▶ **TASK TO CARRY OUT**
Show every line containing "bleiben" by copying it.

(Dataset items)
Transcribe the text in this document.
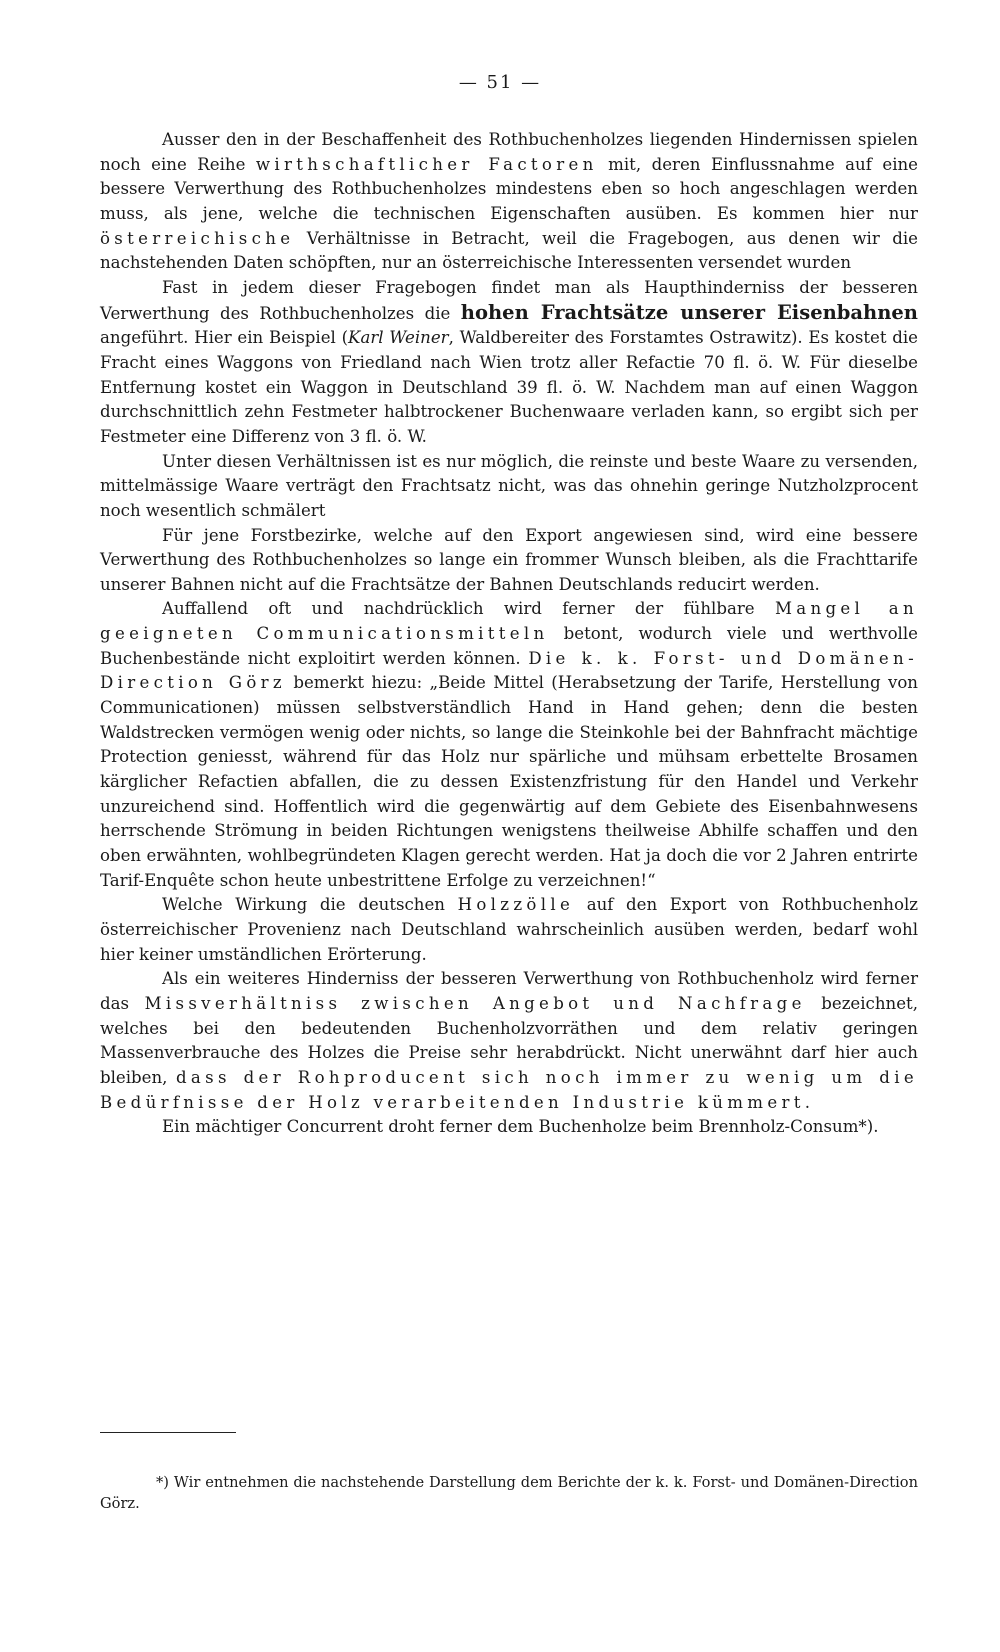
— 51 —

Ausser den in der Beschaffenheit des Rothbuchenholzes liegenden Hindernissen spielen noch eine Reihe wirthschaftlicher Factoren mit, deren Einflussnahme auf eine bessere Verwerthung des Rothbuchenholzes mindestens eben so hoch angeschlagen werden muss, als jene, welche die technischen Eigenschaften ausüben. Es kommen hier nur österreichische Verhältnisse in Betracht, weil die Fragebogen, aus denen wir die nachstehenden Daten schöpften, nur an österreichische Interessenten versendet wurden

Fast in jedem dieser Fragebogen findet man als Haupthinderniss der besseren Verwerthung des Rothbuchenholzes die hohen Frachtsätze unserer Eisenbahnen angeführt. Hier ein Beispiel (Karl Weiner, Waldbereiter des Forstamtes Ostrawitz). Es kostet die Fracht eines Waggons von Friedland nach Wien trotz aller Refactie 70 fl. ö. W. Für dieselbe Entfernung kostet ein Waggon in Deutschland 39 fl. ö. W. Nachdem man auf einen Waggon durchschnittlich zehn Festmeter halbtrockener Buchenwaare verladen kann, so ergibt sich per Festmeter eine Differenz von 3 fl. ö. W.

Unter diesen Verhältnissen ist es nur möglich, die reinste und beste Waare zu versenden, mittelmässige Waare verträgt den Frachtsatz nicht, was das ohnehin geringe Nutzholzprocent noch wesentlich schmälert

Für jene Forstbezirke, welche auf den Export angewiesen sind, wird eine bessere Verwerthung des Rothbuchenholzes so lange ein frommer Wunsch bleiben, als die Frachttarife unserer Bahnen nicht auf die Frachtsätze der Bahnen Deutschlands reducirt werden.

Auffallend oft und nachdrücklich wird ferner der fühlbare Mangel an geeigneten Communicationsmitteln betont, wodurch viele und werthvolle Buchenbestände nicht exploitirt werden können. Die k. k. Forst- und Domänen-Direction Görz bemerkt hiezu: „Beide Mittel (Herabsetzung der Tarife, Herstellung von Communicationen) müssen selbstverständlich Hand in Hand gehen; denn die besten Waldstrecken vermögen wenig oder nichts, so lange die Steinkohle bei der Bahnfracht mächtige Protection geniesst, während für das Holz nur spärliche und mühsam erbettelte Brosamen kärglicher Refactien abfallen, die zu dessen Existenzfristung für den Handel und Verkehr unzureichend sind. Hoffentlich wird die gegenwärtig auf dem Gebiete des Eisenbahnwesens herrschende Strömung in beiden Richtungen wenigstens theilweise Abhilfe schaffen und den oben erwähnten, wohlbegründeten Klagen gerecht werden. Hat ja doch die vor 2 Jahren entrirte Tarif-Enquête schon heute unbestrittene Erfolge zu verzeichnen!“

Welche Wirkung die deutschen Holzzölle auf den Export von Rothbuchenholz österreichischer Provenienz nach Deutschland wahrscheinlich ausüben werden, bedarf wohl hier keiner umständlichen Erörterung.

Als ein weiteres Hinderniss der besseren Verwerthung von Rothbuchenholz wird ferner das Missverhältniss zwischen Angebot und Nachfrage bezeichnet, welches bei den bedeutenden Buchenholzvorräthen und dem relativ geringen Massenverbrauche des Holzes die Preise sehr herabdrückt. Nicht unerwähnt darf hier auch bleiben, dass der Rohproducent sich noch immer zu wenig um die Bedürfnisse der Holz verarbeitenden Industrie kümmert.

Ein mächtiger Concurrent droht ferner dem Buchenholze beim Brennholz-Consum*).

*) Wir entnehmen die nachstehende Darstellung dem Berichte der k. k. Forst- und Domänen-Direction Görz.
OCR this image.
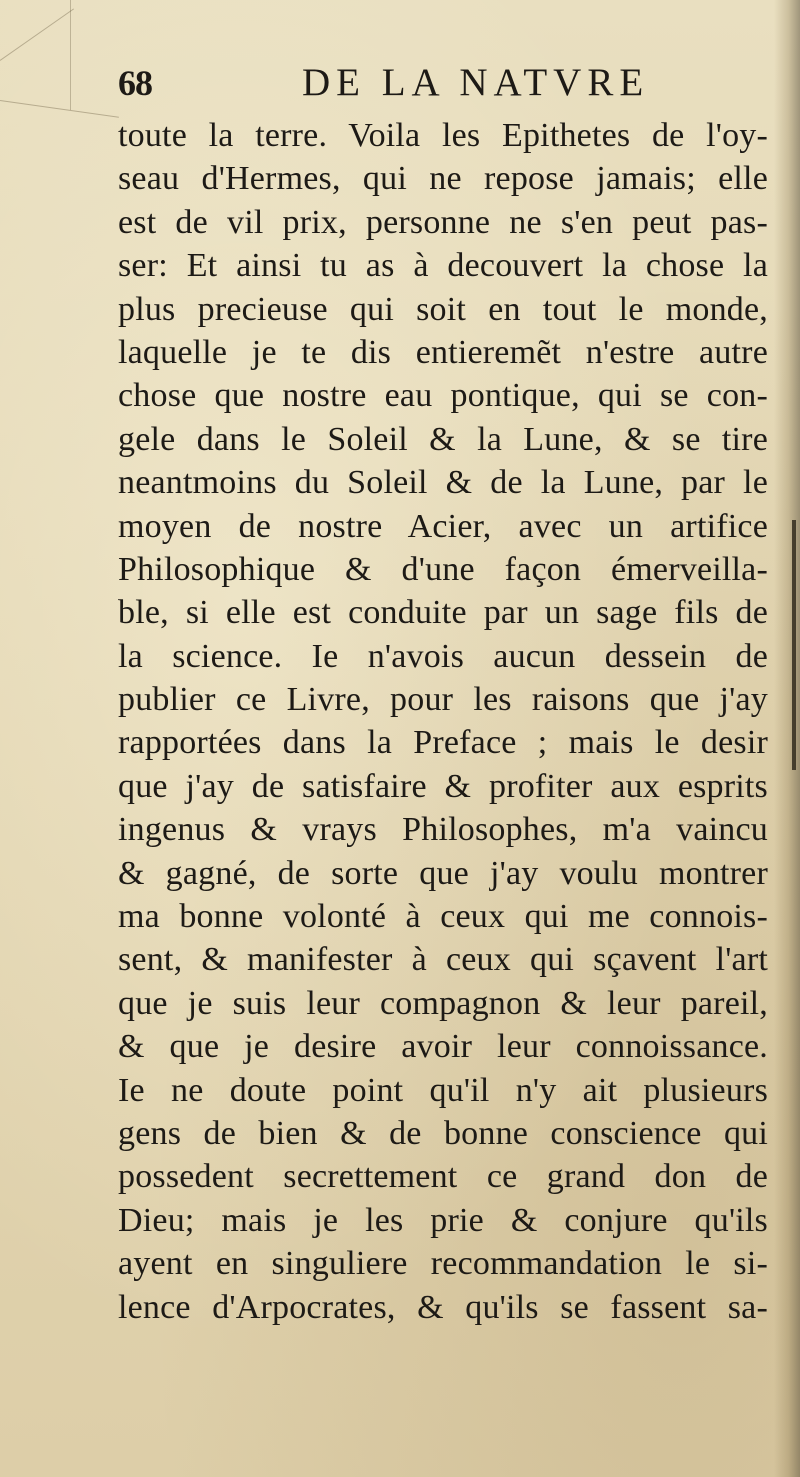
68	DE LA NATVRE
toute la terre. Voila les Epithetes de l'oy-
seau d'Hermes, qui ne repose jamais; elle
est de vil prix, personne ne s'en peut pas-
ser: Et ainsi tu as à decouvert la chose la
plus precieuse qui soit en tout le monde,
laquelle je te dis entieremẽt n'estre autre
chose que nostre eau pontique, qui se con-
gele dans le Soleil & la Lune, & se tire
neantmoins du Soleil & de la Lune, par le
moyen de nostre Acier, avec un artifice
Philosophique & d'une façon émerveilla-
ble, si elle est conduite par un sage fils de
la science. Ie n'avois aucun dessein de
publier ce Livre, pour les raisons que j'ay
rapportées dans la Preface ; mais le desir
que j'ay de satisfaire & profiter aux esprits
ingenus & vrays Philosophes, m'a vaincu
& gagné, de sorte que j'ay voulu montrer
ma bonne volonté à ceux qui me connois-
sent, & manifester à ceux qui sçavent l'art
que je suis leur compagnon & leur pareil,
& que je desire avoir leur connoissance.
Ie ne doute point qu'il n'y ait plusieurs
gens de bien & de bonne conscience qui
possedent secrettement ce grand don de
Dieu; mais je les prie & conjure qu'ils
ayent en singuliere recommandation le si-
lence d'Arpocrates, & qu'ils se fassent sa-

▶ **SOLUTION TO THIS PROBLEM**
Für jene Forstbezirke, welche auf den Export angewiesen sind, wird eine bessere Verwerthung des Rothbuchenholzes so lange ein frommer Wunsch bleiben, als die Frachttarife unserer Bahnen nicht auf die Frachtsätze der Bahnen Deutschlands reducirt werden.
Als ein weiteres Hinderniss der besseren Verwerthung von Rothbuchenholz wird ferner das Missverhältniss zwischen Angebot und Nachfrage bezeichnet, welches bei den bedeutenden Buchenholzvorräthen und dem relativ geringen Massenverbrauche des Holzes die Preise sehr herabdrückt. Nicht unerwähnt darf hier auch bleiben, dass der Rohproducent sich noch immer zu wenig um die Bedürfnisse der Holz verarbeitenden Industrie kümmert.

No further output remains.